Kaynak —
......
KÜRESEL SİYASET: ABD-RUSYA-ÇİN HATTININ GERİLİMLERİ

upa-admin 24 Ekim 2013 2.585 Okunma 0
KÜRESEL SİYASET: ABD-RUSYA-ÇİN HATTININ GERİLİMLERİ

Dünya çapında jeopolitik süreçlerde ilgi çeken hususlar kendini gösteriyor. Orta Doğu’da daha ağır durumun meydana çıkmasının yanı sıra, Orta Asya ve Pasifik havzasında da düşündürücü olaylar gerçekleşiyor. Uzmanlar Washington, Moskova ve Pekin’in son zamanlarda attıkları adımları aynı mekanda gözlenen jeopolitik süreçler bağlamında analiz ediyorlar. Güney Kafkasya için de bazı önemli hususları vurguluyorlar.

Askeri Güç Ve İnce Diplomasi: Hangisi Daha Verimlidir?

Küresel jeosiyasetteki gerilim azalmıyor. Büyük devletlerin nüfuz uğruna yürüttükleri mücadele neredeyse tüm bölgelerde kendine özgü içerik taşımaktadır. Yapılan tahliller onaylıyor ki, son dönemlerde bu süreç daha sistematik ve karmaşık nitelik almıştır. Şu anda Orta Doğu-Orta Asya-Pasifik havzası çerçevesinde bunu daha net hissetmek mümkündür. Bu jeopolitik sınır dahilinde olayların yoğunluğu farklı bölgelerde değişse de, onlar tam olarak genel eğilimin bileşimi olarak karakterize edilebilirler. İşte bu açıdan son dönemde gözlenen bir dizi faktör ilginçtir.
......
Mevcut veriler —
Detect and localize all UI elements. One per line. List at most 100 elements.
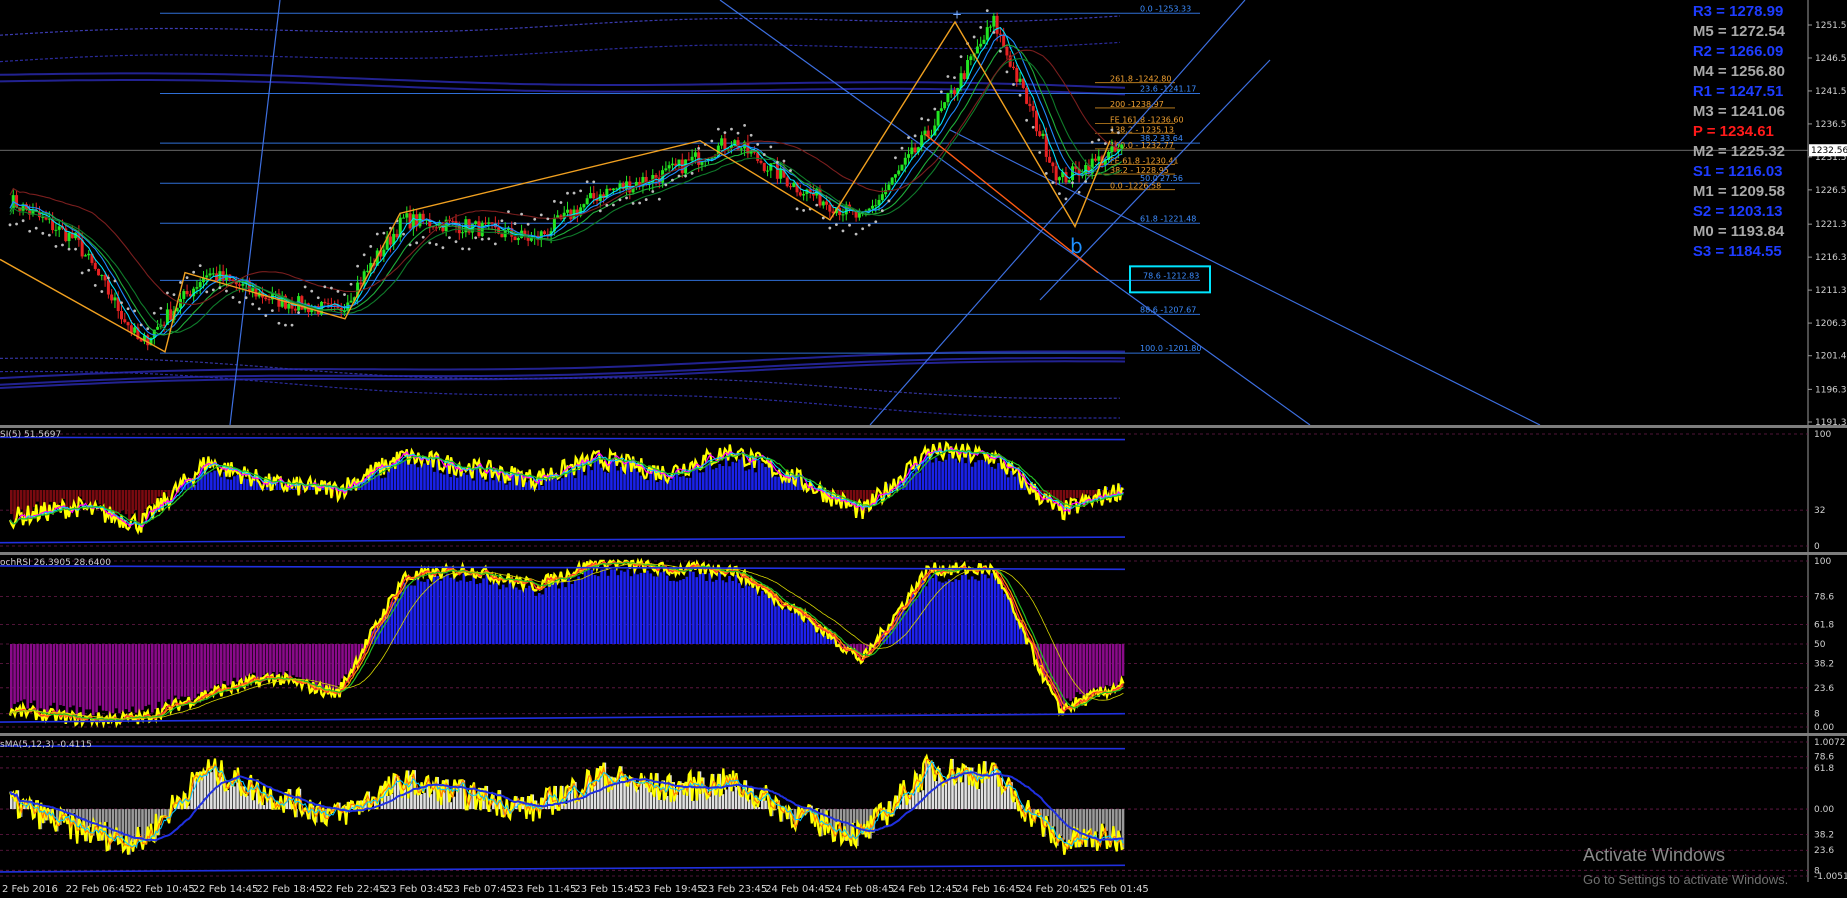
......
Görev talimatı — ABD-Rusya-Çin hattındaki gerilimleri anlatan kaynağı, son cümlesinin ardından devam ettirin.

Beklenen yanıt —
“The Washington Post” (ABD), “The Diplomat” (Japonya), “Nezavisimaya Gazeta” (Rusya) ve diğer yayınlarda Washington, Moskova ve Pekin arasında giden jeopolitik mücadelenin bir takım önemli hususları analiz edilmiştir. Burada düşündürücü hususlar yeterince fazladır. Böyle bir izlenim oluşuyor ki, rakipler kendi stratejik çıkarları için belli durumlarda ödün jestleri de yapabilirler. Genel olarak ise onlar amaçlarına ulaşmak için somut adımlar atmaktan çekinmiyorlar. Bu zaman sıradan insanların kaderi hiç de birinci dereceli mesele olarak dikkate alınmaz.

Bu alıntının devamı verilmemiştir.